#### Dataset content ####

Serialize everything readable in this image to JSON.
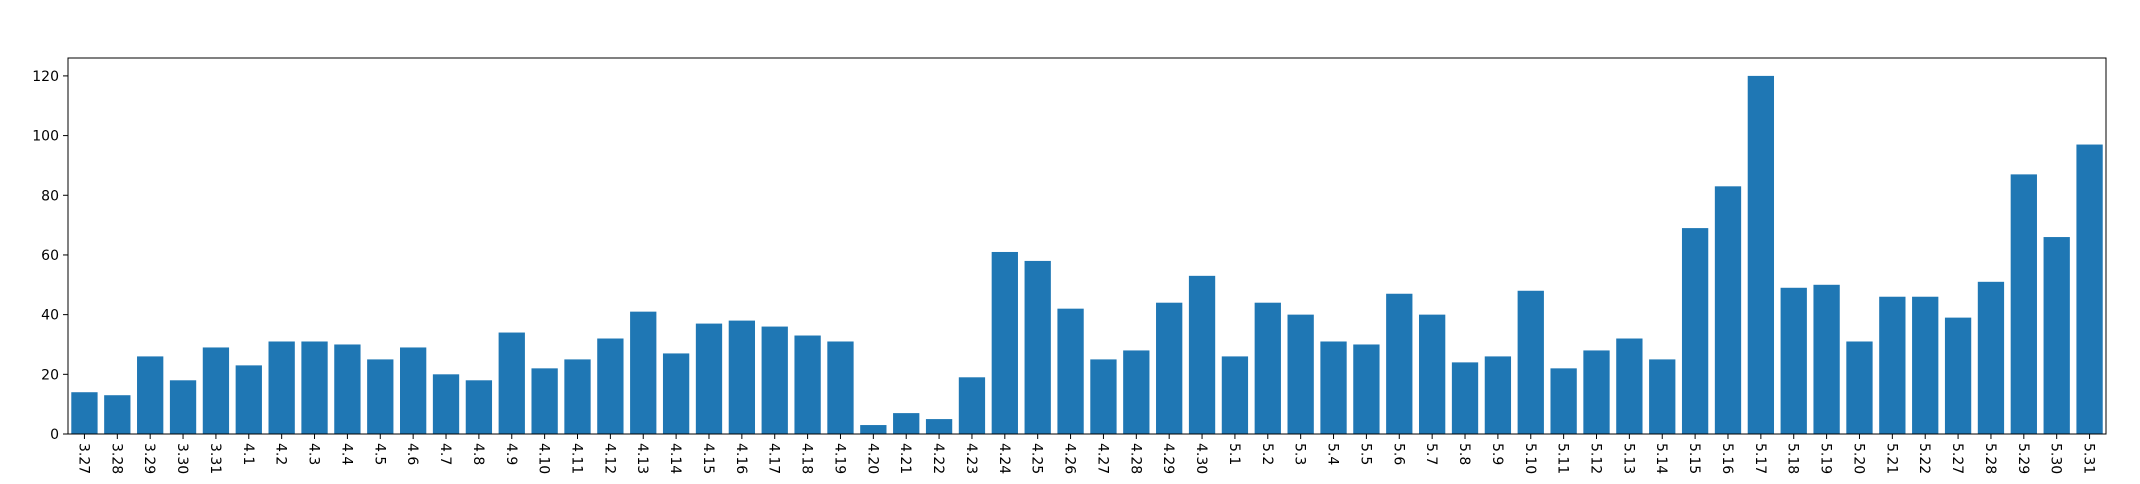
{
  "chart_data": {
    "type": "bar",
    "title": "",
    "xlabel": "",
    "ylabel": "",
    "ylim": [
      0,
      126
    ],
    "yticks": [
      0,
      20,
      40,
      60,
      80,
      100,
      120
    ],
    "grid": false,
    "bar_color": "#1f77b4",
    "categories": [
      "3.27",
      "3.28",
      "3.29",
      "3.30",
      "3.31",
      "4.1",
      "4.2",
      "4.3",
      "4.4",
      "4.5",
      "4.6",
      "4.7",
      "4.8",
      "4.9",
      "4.10",
      "4.11",
      "4.12",
      "4.13",
      "4.14",
      "4.15",
      "4.16",
      "4.17",
      "4.18",
      "4.19",
      "4.20",
      "4.21",
      "4.22",
      "4.23",
      "4.24",
      "4.25",
      "4.26",
      "4.27",
      "4.28",
      "4.29",
      "4.30",
      "5.1",
      "5.2",
      "5.3",
      "5.4",
      "5.5",
      "5.6",
      "5.7",
      "5.8",
      "5.9",
      "5.10",
      "5.11",
      "5.12",
      "5.13",
      "5.14",
      "5.15",
      "5.16",
      "5.17",
      "5.18",
      "5.19",
      "5.20",
      "5.21",
      "5.22",
      "5.27",
      "5.28",
      "5.29",
      "5.30",
      "5.31"
    ],
    "values": [
      14,
      13,
      26,
      18,
      29,
      23,
      31,
      31,
      30,
      25,
      29,
      20,
      18,
      34,
      22,
      25,
      32,
      41,
      27,
      37,
      38,
      36,
      33,
      31,
      3,
      7,
      5,
      19,
      61,
      58,
      42,
      25,
      28,
      44,
      53,
      26,
      44,
      40,
      31,
      30,
      47,
      40,
      24,
      26,
      48,
      22,
      28,
      32,
      25,
      69,
      83,
      120,
      49,
      50,
      31,
      46,
      46,
      39,
      51,
      87,
      66,
      97
    ]
  }
}
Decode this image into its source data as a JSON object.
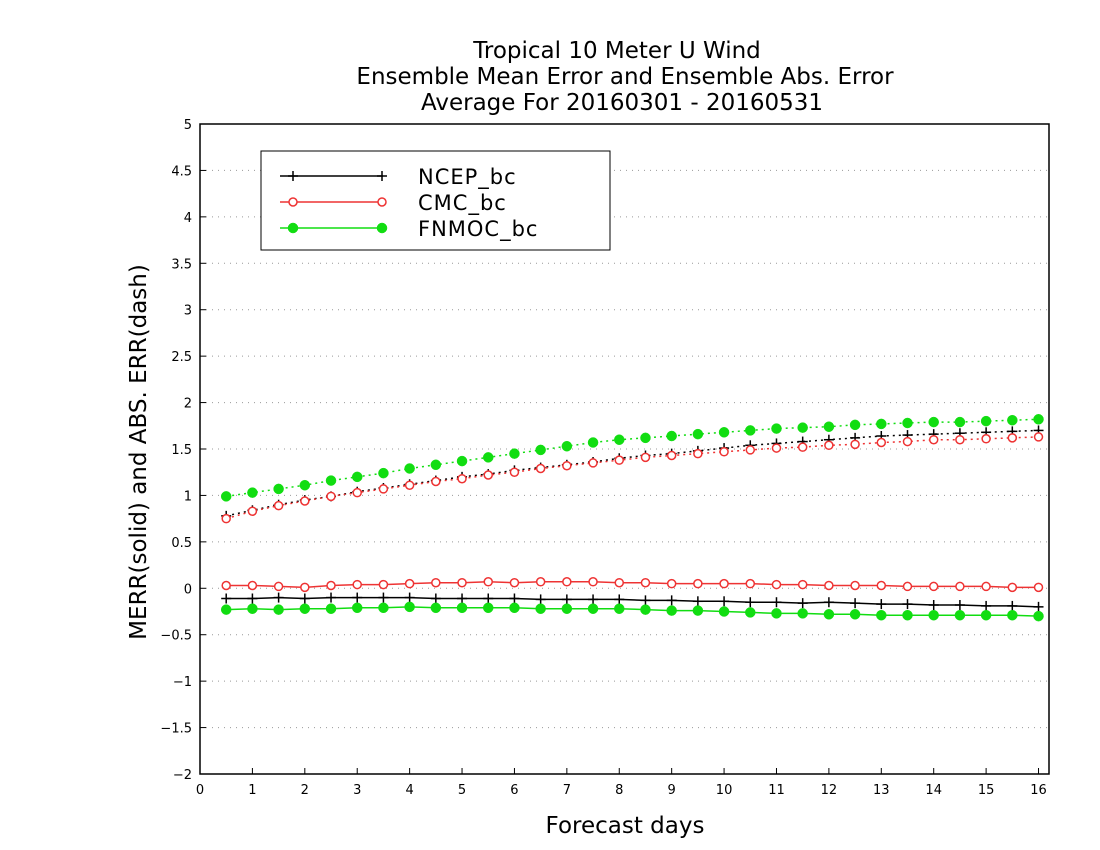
{
  "chart_data": {
    "type": "line",
    "title": [
      "Tropical 10 Meter U Wind",
      "Ensemble Mean Error and Ensemble Abs. Error",
      "Average For 20160301 - 20160531"
    ],
    "xlabel": "Forecast days",
    "ylabel": "MERR(solid) and ABS. ERR(dash)",
    "xlim": [
      0,
      16.2
    ],
    "ylim": [
      -2,
      5
    ],
    "xticks": [
      0,
      1,
      2,
      3,
      4,
      5,
      6,
      7,
      8,
      9,
      10,
      11,
      12,
      13,
      14,
      15,
      16
    ],
    "yticks": [
      -2,
      -1.5,
      -1,
      -0.5,
      0,
      0.5,
      1,
      1.5,
      2,
      2.5,
      3,
      3.5,
      4,
      4.5,
      5
    ],
    "ytick_labels": [
      "−2",
      "−1.5",
      "−1",
      "−0.5",
      "0",
      "0.5",
      "1",
      "1.5",
      "2",
      "2.5",
      "3",
      "3.5",
      "4",
      "4.5",
      "5"
    ],
    "grid": {
      "horizontal": true,
      "vertical": false,
      "style": "dotted"
    },
    "legend_position": "top-left",
    "x": [
      0.5,
      1,
      1.5,
      2,
      2.5,
      3,
      3.5,
      4,
      4.5,
      5,
      5.5,
      6,
      6.5,
      7,
      7.5,
      8,
      8.5,
      9,
      9.5,
      10,
      10.5,
      11,
      11.5,
      12,
      12.5,
      13,
      13.5,
      14,
      14.5,
      15,
      15.5,
      16
    ],
    "series": [
      {
        "name": "NCEP_bc",
        "color": "#000000",
        "marker": "plus",
        "mean_error": [
          -0.11,
          -0.11,
          -0.1,
          -0.11,
          -0.1,
          -0.1,
          -0.1,
          -0.1,
          -0.11,
          -0.11,
          -0.11,
          -0.11,
          -0.12,
          -0.12,
          -0.12,
          -0.12,
          -0.13,
          -0.13,
          -0.14,
          -0.14,
          -0.15,
          -0.15,
          -0.16,
          -0.15,
          -0.16,
          -0.17,
          -0.17,
          -0.18,
          -0.18,
          -0.19,
          -0.19,
          -0.2
        ],
        "abs_error": [
          0.78,
          0.84,
          0.9,
          0.95,
          0.99,
          1.04,
          1.08,
          1.12,
          1.16,
          1.2,
          1.23,
          1.27,
          1.3,
          1.33,
          1.36,
          1.4,
          1.43,
          1.45,
          1.48,
          1.51,
          1.54,
          1.56,
          1.58,
          1.6,
          1.62,
          1.64,
          1.65,
          1.66,
          1.67,
          1.68,
          1.69,
          1.7
        ]
      },
      {
        "name": "CMC_bc",
        "color": "#ee3333",
        "marker": "open-circle",
        "mean_error": [
          0.03,
          0.03,
          0.02,
          0.01,
          0.03,
          0.04,
          0.04,
          0.05,
          0.06,
          0.06,
          0.07,
          0.06,
          0.07,
          0.07,
          0.07,
          0.06,
          0.06,
          0.05,
          0.05,
          0.05,
          0.05,
          0.04,
          0.04,
          0.03,
          0.03,
          0.03,
          0.02,
          0.02,
          0.02,
          0.02,
          0.01,
          0.01
        ],
        "abs_error": [
          0.75,
          0.83,
          0.89,
          0.94,
          0.99,
          1.03,
          1.07,
          1.11,
          1.15,
          1.18,
          1.22,
          1.25,
          1.29,
          1.32,
          1.35,
          1.38,
          1.41,
          1.43,
          1.45,
          1.47,
          1.49,
          1.51,
          1.52,
          1.54,
          1.55,
          1.57,
          1.58,
          1.6,
          1.6,
          1.61,
          1.62,
          1.63
        ]
      },
      {
        "name": "FNMOC_bc",
        "color": "#11dd11",
        "marker": "filled-circle",
        "mean_error": [
          -0.23,
          -0.22,
          -0.23,
          -0.22,
          -0.22,
          -0.21,
          -0.21,
          -0.2,
          -0.21,
          -0.21,
          -0.21,
          -0.21,
          -0.22,
          -0.22,
          -0.22,
          -0.22,
          -0.23,
          -0.24,
          -0.24,
          -0.25,
          -0.26,
          -0.27,
          -0.27,
          -0.28,
          -0.28,
          -0.29,
          -0.29,
          -0.29,
          -0.29,
          -0.29,
          -0.29,
          -0.3
        ],
        "abs_error": [
          0.99,
          1.03,
          1.07,
          1.11,
          1.16,
          1.2,
          1.24,
          1.29,
          1.33,
          1.37,
          1.41,
          1.45,
          1.49,
          1.53,
          1.57,
          1.6,
          1.62,
          1.64,
          1.66,
          1.68,
          1.7,
          1.72,
          1.73,
          1.74,
          1.76,
          1.77,
          1.78,
          1.79,
          1.79,
          1.8,
          1.81,
          1.82
        ]
      }
    ]
  }
}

####

Print the complete listing exactly as it stands, without its pictures.

Serialize everything readable in this image to JSON.
{
  "chart_data": {
    "type": "bar",
    "title": "",
    "xlabel": "",
    "ylabel": "",
    "ylim": [
      0,
      126
    ],
    "yticks": [
      0,
      20,
      40,
      60,
      80,
      100,
      120
    ],
    "grid": false,
    "bar_color": "#1f77b4",
    "categories": [
      "3.27",
      "3.28",
      "3.29",
      "3.30",
      "3.31",
      "4.1",
      "4.2",
      "4.3",
      "4.4",
      "4.5",
      "4.6",
      "4.7",
      "4.8",
      "4.9",
      "4.10",
      "4.11",
      "4.12",
      "4.13",
      "4.14",
      "4.15",
      "4.16",
      "4.17",
      "4.18",
      "4.19",
      "4.20",
      "4.21",
      "4.22",
      "4.23",
      "4.24",
      "4.25",
      "4.26",
      "4.27",
      "4.28",
      "4.29",
      "4.30",
      "5.1",
      "5.2",
      "5.3",
      "5.4",
      "5.5",
      "5.6",
      "5.7",
      "5.8",
      "5.9",
      "5.10",
      "5.11",
      "5.12",
      "5.13",
      "5.14",
      "5.15",
      "5.16",
      "5.17",
      "5.18",
      "5.19",
      "5.20",
      "5.21",
      "5.22",
      "5.27",
      "5.28",
      "5.29",
      "5.30",
      "5.31"
    ],
    "values": [
      14,
      13,
      26,
      18,
      29,
      23,
      31,
      31,
      30,
      25,
      29,
      20,
      18,
      34,
      22,
      25,
      32,
      41,
      27,
      37,
      38,
      36,
      33,
      31,
      3,
      7,
      5,
      19,
      61,
      58,
      42,
      25,
      28,
      44,
      53,
      26,
      44,
      40,
      31,
      30,
      47,
      40,
      24,
      26,
      48,
      22,
      28,
      32,
      25,
      69,
      83,
      120,
      49,
      50,
      31,
      46,
      46,
      39,
      51,
      87,
      66,
      97
    ]
  }
}
Decode this image into its source data as a JSON object.
{
  "chart_data": {
    "type": "line",
    "title": [
      "Tropical 10 Meter U Wind",
      "Ensemble Mean Error and Ensemble Abs. Error",
      "Average For 20160301 - 20160531"
    ],
    "xlabel": "Forecast days",
    "ylabel": "MERR(solid) and ABS. ERR(dash)",
    "xlim": [
      0,
      16.2
    ],
    "ylim": [
      -2,
      5
    ],
    "xticks": [
      0,
      1,
      2,
      3,
      4,
      5,
      6,
      7,
      8,
      9,
      10,
      11,
      12,
      13,
      14,
      15,
      16
    ],
    "yticks": [
      -2,
      -1.5,
      -1,
      -0.5,
      0,
      0.5,
      1,
      1.5,
      2,
      2.5,
      3,
      3.5,
      4,
      4.5,
      5
    ],
    "ytick_labels": [
      "−2",
      "−1.5",
      "−1",
      "−0.5",
      "0",
      "0.5",
      "1",
      "1.5",
      "2",
      "2.5",
      "3",
      "3.5",
      "4",
      "4.5",
      "5"
    ],
    "grid": {
      "horizontal": true,
      "vertical": false,
      "style": "dotted"
    },
    "legend_position": "top-left",
    "x": [
      0.5,
      1,
      1.5,
      2,
      2.5,
      3,
      3.5,
      4,
      4.5,
      5,
      5.5,
      6,
      6.5,
      7,
      7.5,
      8,
      8.5,
      9,
      9.5,
      10,
      10.5,
      11,
      11.5,
      12,
      12.5,
      13,
      13.5,
      14,
      14.5,
      15,
      15.5,
      16
    ],
    "series": [
      {
        "name": "NCEP_bc",
        "color": "#000000",
        "marker": "plus",
        "mean_error": [
          -0.11,
          -0.11,
          -0.1,
          -0.11,
          -0.1,
          -0.1,
          -0.1,
          -0.1,
          -0.11,
          -0.11,
          -0.11,
          -0.11,
          -0.12,
          -0.12,
          -0.12,
          -0.12,
          -0.13,
          -0.13,
          -0.14,
          -0.14,
          -0.15,
          -0.15,
          -0.16,
          -0.15,
          -0.16,
          -0.17,
          -0.17,
          -0.18,
          -0.18,
          -0.19,
          -0.19,
          -0.2
        ],
        "abs_error": [
          0.78,
          0.84,
          0.9,
          0.95,
          0.99,
          1.04,
          1.08,
          1.12,
          1.16,
          1.2,
          1.23,
          1.27,
          1.3,
          1.33,
          1.36,
          1.4,
          1.43,
          1.45,
          1.48,
          1.51,
          1.54,
          1.56,
          1.58,
          1.6,
          1.62,
          1.64,
          1.65,
          1.66,
          1.67,
          1.68,
          1.69,
          1.7
        ]
      },
      {
        "name": "CMC_bc",
        "color": "#ee3333",
        "marker": "open-circle",
        "mean_error": [
          0.03,
          0.03,
          0.02,
          0.01,
          0.03,
          0.04,
          0.04,
          0.05,
          0.06,
          0.06,
          0.07,
          0.06,
          0.07,
          0.07,
          0.07,
          0.06,
          0.06,
          0.05,
          0.05,
          0.05,
          0.05,
          0.04,
          0.04,
          0.03,
          0.03,
          0.03,
          0.02,
          0.02,
          0.02,
          0.02,
          0.01,
          0.01
        ],
        "abs_error": [
          0.75,
          0.83,
          0.89,
          0.94,
          0.99,
          1.03,
          1.07,
          1.11,
          1.15,
          1.18,
          1.22,
          1.25,
          1.29,
          1.32,
          1.35,
          1.38,
          1.41,
          1.43,
          1.45,
          1.47,
          1.49,
          1.51,
          1.52,
          1.54,
          1.55,
          1.57,
          1.58,
          1.6,
          1.6,
          1.61,
          1.62,
          1.63
        ]
      },
      {
        "name": "FNMOC_bc",
        "color": "#11dd11",
        "marker": "filled-circle",
        "mean_error": [
          -0.23,
          -0.22,
          -0.23,
          -0.22,
          -0.22,
          -0.21,
          -0.21,
          -0.2,
          -0.21,
          -0.21,
          -0.21,
          -0.21,
          -0.22,
          -0.22,
          -0.22,
          -0.22,
          -0.23,
          -0.24,
          -0.24,
          -0.25,
          -0.26,
          -0.27,
          -0.27,
          -0.28,
          -0.28,
          -0.29,
          -0.29,
          -0.29,
          -0.29,
          -0.29,
          -0.29,
          -0.3
        ],
        "abs_error": [
          0.99,
          1.03,
          1.07,
          1.11,
          1.16,
          1.2,
          1.24,
          1.29,
          1.33,
          1.37,
          1.41,
          1.45,
          1.49,
          1.53,
          1.57,
          1.6,
          1.62,
          1.64,
          1.66,
          1.68,
          1.7,
          1.72,
          1.73,
          1.74,
          1.76,
          1.77,
          1.78,
          1.79,
          1.79,
          1.8,
          1.81,
          1.82
        ]
      }
    ]
  }
}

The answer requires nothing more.